[Figure record listings]

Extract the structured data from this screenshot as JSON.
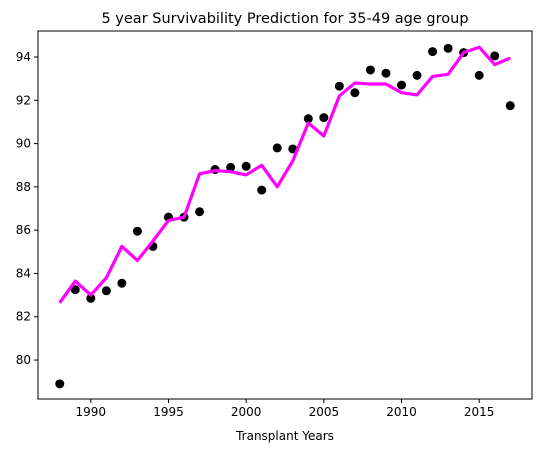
{
  "chart_data": {
    "type": "line",
    "title": "5 year Survivability Prediction for 35-49 age group",
    "xlabel": "Transplant Years",
    "ylabel": "",
    "xlim": [
      1986.6,
      2018.4
    ],
    "ylim": [
      78.2,
      95.2
    ],
    "x_ticks": [
      1990,
      1995,
      2000,
      2005,
      2010,
      2015
    ],
    "y_ticks": [
      80,
      82,
      84,
      86,
      88,
      90,
      92,
      94
    ],
    "grid": false,
    "legend": "none",
    "x": [
      1988,
      1989,
      1990,
      1991,
      1992,
      1993,
      1994,
      1995,
      1996,
      1997,
      1998,
      1999,
      2000,
      2001,
      2002,
      2003,
      2004,
      2005,
      2006,
      2007,
      2008,
      2009,
      2010,
      2011,
      2012,
      2013,
      2014,
      2015,
      2016,
      2017
    ],
    "series": [
      {
        "kind": "scatter",
        "color": "#000000",
        "values": [
          78.9,
          83.25,
          82.85,
          83.2,
          83.55,
          85.95,
          85.25,
          86.6,
          86.6,
          86.85,
          88.8,
          88.9,
          88.95,
          87.85,
          89.8,
          89.75,
          91.15,
          91.2,
          92.65,
          92.35,
          93.4,
          93.25,
          92.7,
          93.15,
          94.25,
          94.4,
          94.2,
          93.15,
          94.05,
          91.75
        ]
      },
      {
        "kind": "line",
        "color": "#ff00ff",
        "values": [
          82.65,
          83.65,
          83.0,
          83.8,
          85.25,
          84.6,
          85.5,
          86.45,
          86.6,
          88.6,
          88.75,
          88.7,
          88.55,
          89.0,
          88.0,
          89.2,
          90.95,
          90.35,
          92.2,
          92.8,
          92.75,
          92.75,
          92.35,
          92.25,
          93.1,
          93.2,
          94.2,
          94.45,
          93.65,
          93.95
        ]
      }
    ]
  }
}
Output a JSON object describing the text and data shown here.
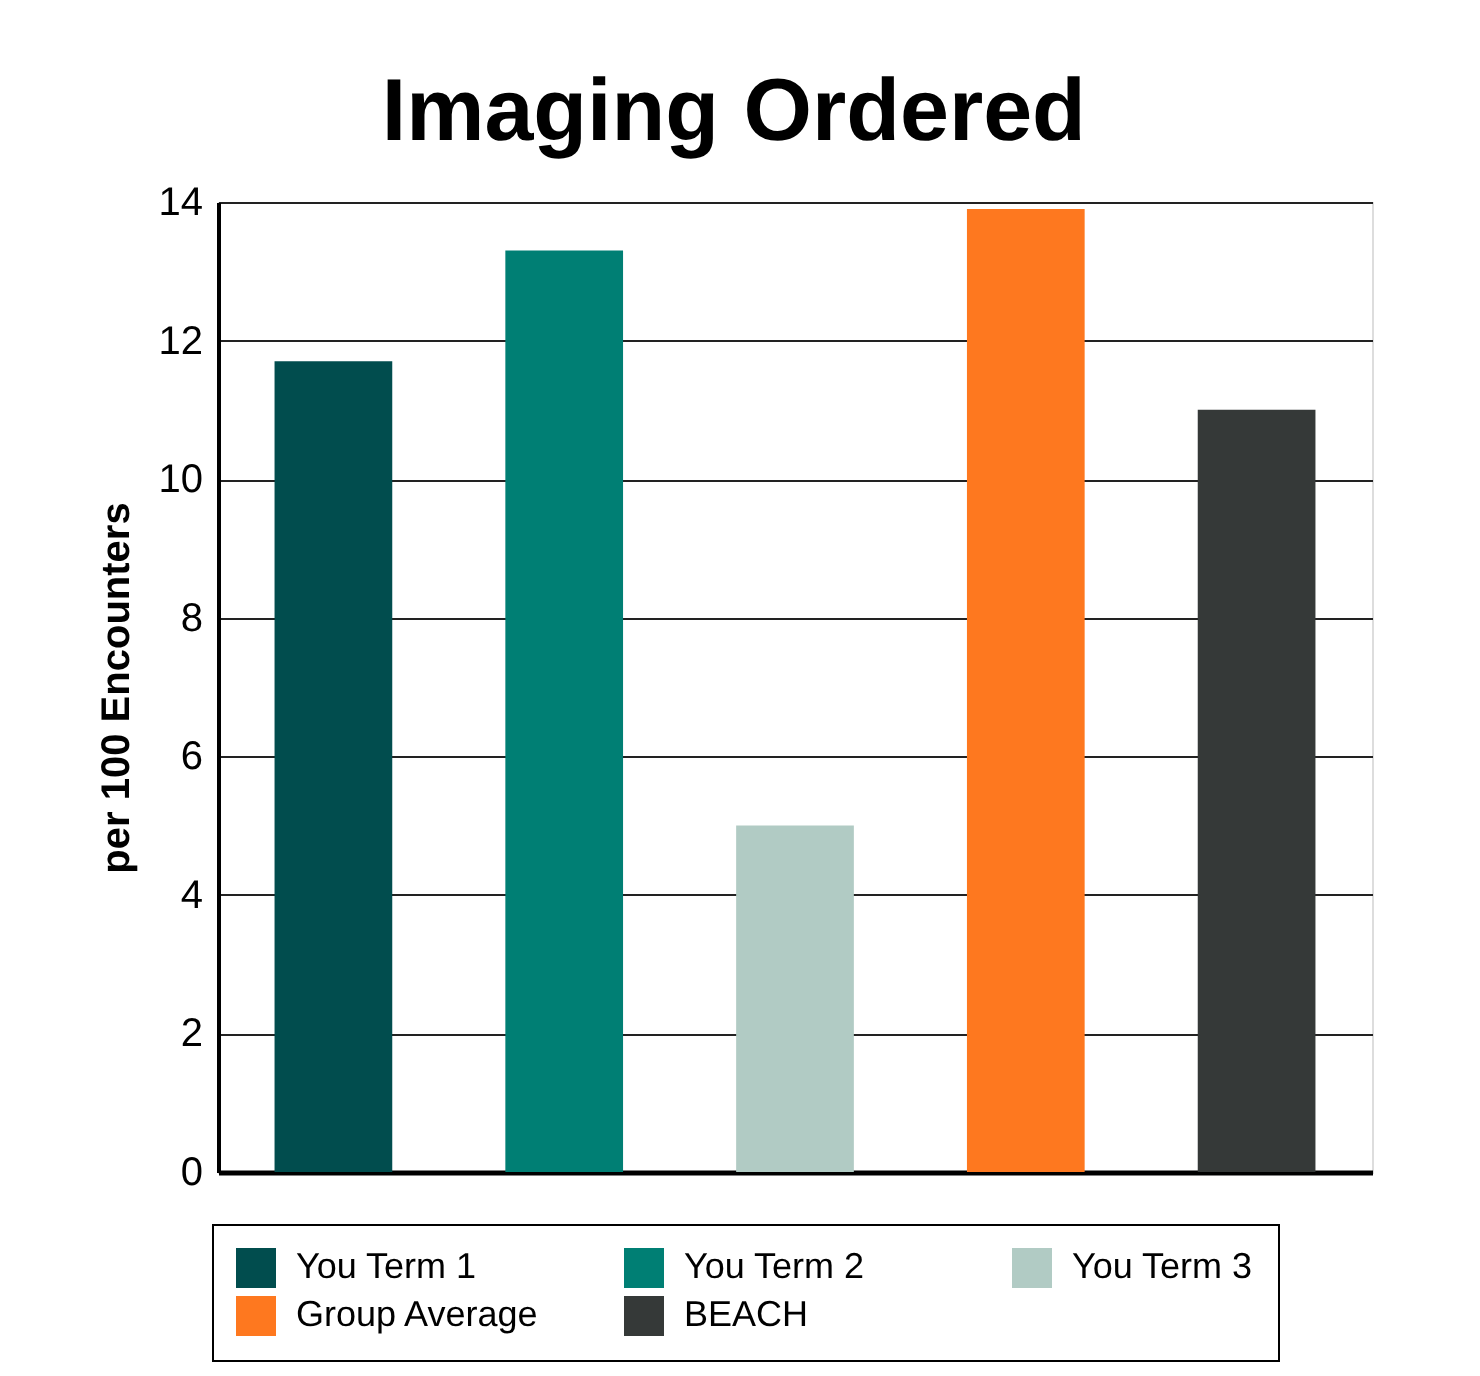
{
  "chart_data": {
    "type": "bar",
    "title": "Imaging Ordered",
    "ylabel": "per 100 Encounters",
    "categories": [
      null,
      null,
      null,
      null,
      null
    ],
    "series": [
      {
        "name": "You Term 1",
        "color": "#014d4e",
        "values": [
          11.7,
          null,
          null,
          null,
          null
        ]
      },
      {
        "name": "You Term 2",
        "color": "#007f74",
        "values": [
          null,
          13.3,
          null,
          null,
          null
        ]
      },
      {
        "name": "You Term 3",
        "color": "#b1cbc4",
        "values": [
          null,
          null,
          5.0,
          null,
          null
        ]
      },
      {
        "name": "Group Average",
        "color": "#fe781f",
        "values": [
          null,
          null,
          null,
          13.9,
          null
        ]
      },
      {
        "name": "BEACH",
        "color": "#353938",
        "values": [
          null,
          null,
          null,
          null,
          11.0
        ]
      }
    ],
    "ylim": [
      0,
      14
    ],
    "yticks": [
      0,
      2,
      4,
      6,
      8,
      10,
      12,
      14
    ],
    "grid": "y",
    "legend": "bottom",
    "tick_labels": "y"
  }
}
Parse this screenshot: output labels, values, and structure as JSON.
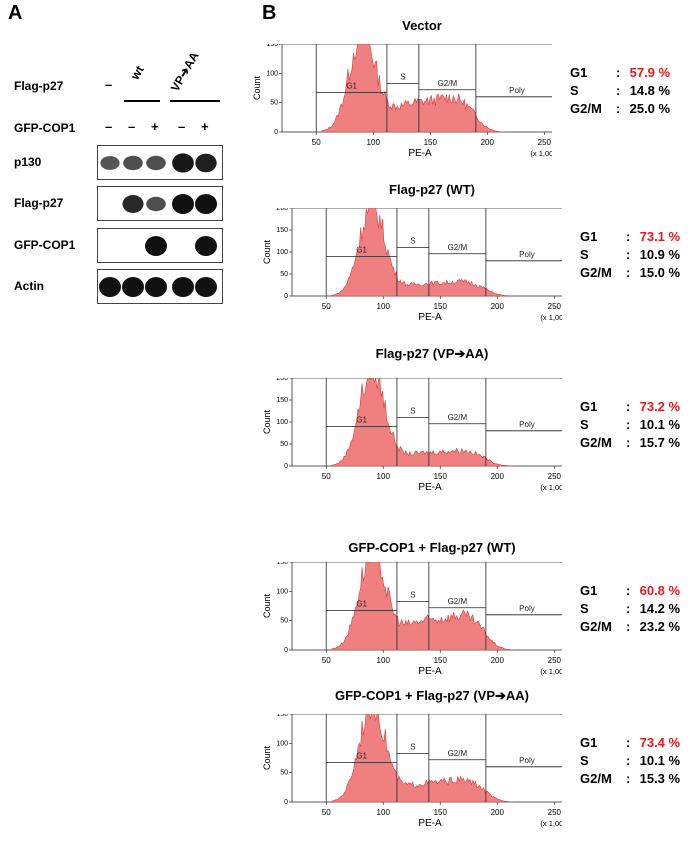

• _Requirement_
Transcribe every entry above exactly. Omit all pictures.

• _Finished exercise_
Extract the structured data from this screenshot as JSON.
{
  "chart_data": {
    "type": "line",
    "title": "5 year Survivability Prediction for 35-49 age group",
    "xlabel": "Transplant Years",
    "ylabel": "",
    "xlim": [
      1986.6,
      2018.4
    ],
    "ylim": [
      78.2,
      95.2
    ],
    "x_ticks": [
      1990,
      1995,
      2000,
      2005,
      2010,
      2015
    ],
    "y_ticks": [
      80,
      82,
      84,
      86,
      88,
      90,
      92,
      94
    ],
    "grid": false,
    "legend": "none",
    "x": [
      1988,
      1989,
      1990,
      1991,
      1992,
      1993,
      1994,
      1995,
      1996,
      1997,
      1998,
      1999,
      2000,
      2001,
      2002,
      2003,
      2004,
      2005,
      2006,
      2007,
      2008,
      2009,
      2010,
      2011,
      2012,
      2013,
      2014,
      2015,
      2016,
      2017
    ],
    "series": [
      {
        "kind": "scatter",
        "color": "#000000",
        "values": [
          78.9,
          83.25,
          82.85,
          83.2,
          83.55,
          85.95,
          85.25,
          86.6,
          86.6,
          86.85,
          88.8,
          88.9,
          88.95,
          87.85,
          89.8,
          89.75,
          91.15,
          91.2,
          92.65,
          92.35,
          93.4,
          93.25,
          92.7,
          93.15,
          94.25,
          94.4,
          94.2,
          93.15,
          94.05,
          91.75
        ]
      },
      {
        "kind": "line",
        "color": "#ff00ff",
        "values": [
          82.65,
          83.65,
          83.0,
          83.8,
          85.25,
          84.6,
          85.5,
          86.45,
          86.6,
          88.6,
          88.75,
          88.7,
          88.55,
          89.0,
          88.0,
          89.2,
          90.95,
          90.35,
          92.2,
          92.8,
          92.75,
          92.75,
          92.35,
          92.25,
          93.1,
          93.2,
          94.2,
          94.45,
          93.65,
          93.95
        ]
      }
    ]
  }
}
Output a JSON object describing the text and data shown here.
{
  "chart_data": {
    "type": "bar",
    "title": "Imaging Ordered",
    "ylabel": "per 100 Encounters",
    "categories": [
      null,
      null,
      null,
      null,
      null
    ],
    "series": [
      {
        "name": "You Term 1",
        "color": "#014d4e",
        "values": [
          11.7,
          null,
          null,
          null,
          null
        ]
      },
      {
        "name": "You Term 2",
        "color": "#007f74",
        "values": [
          null,
          13.3,
          null,
          null,
          null
        ]
      },
      {
        "name": "You Term 3",
        "color": "#b1cbc4",
        "values": [
          null,
          null,
          5.0,
          null,
          null
        ]
      },
      {
        "name": "Group Average",
        "color": "#fe781f",
        "values": [
          null,
          null,
          null,
          13.9,
          null
        ]
      },
      {
        "name": "BEACH",
        "color": "#353938",
        "values": [
          null,
          null,
          null,
          null,
          11.0
        ]
      }
    ],
    "ylim": [
      0,
      14
    ],
    "yticks": [
      0,
      2,
      4,
      6,
      8,
      10,
      12,
      14
    ],
    "grid": "y",
    "legend": "bottom",
    "tick_labels": "y"
  }
}
Parse this screenshot: output labels, values, and structure as JSON.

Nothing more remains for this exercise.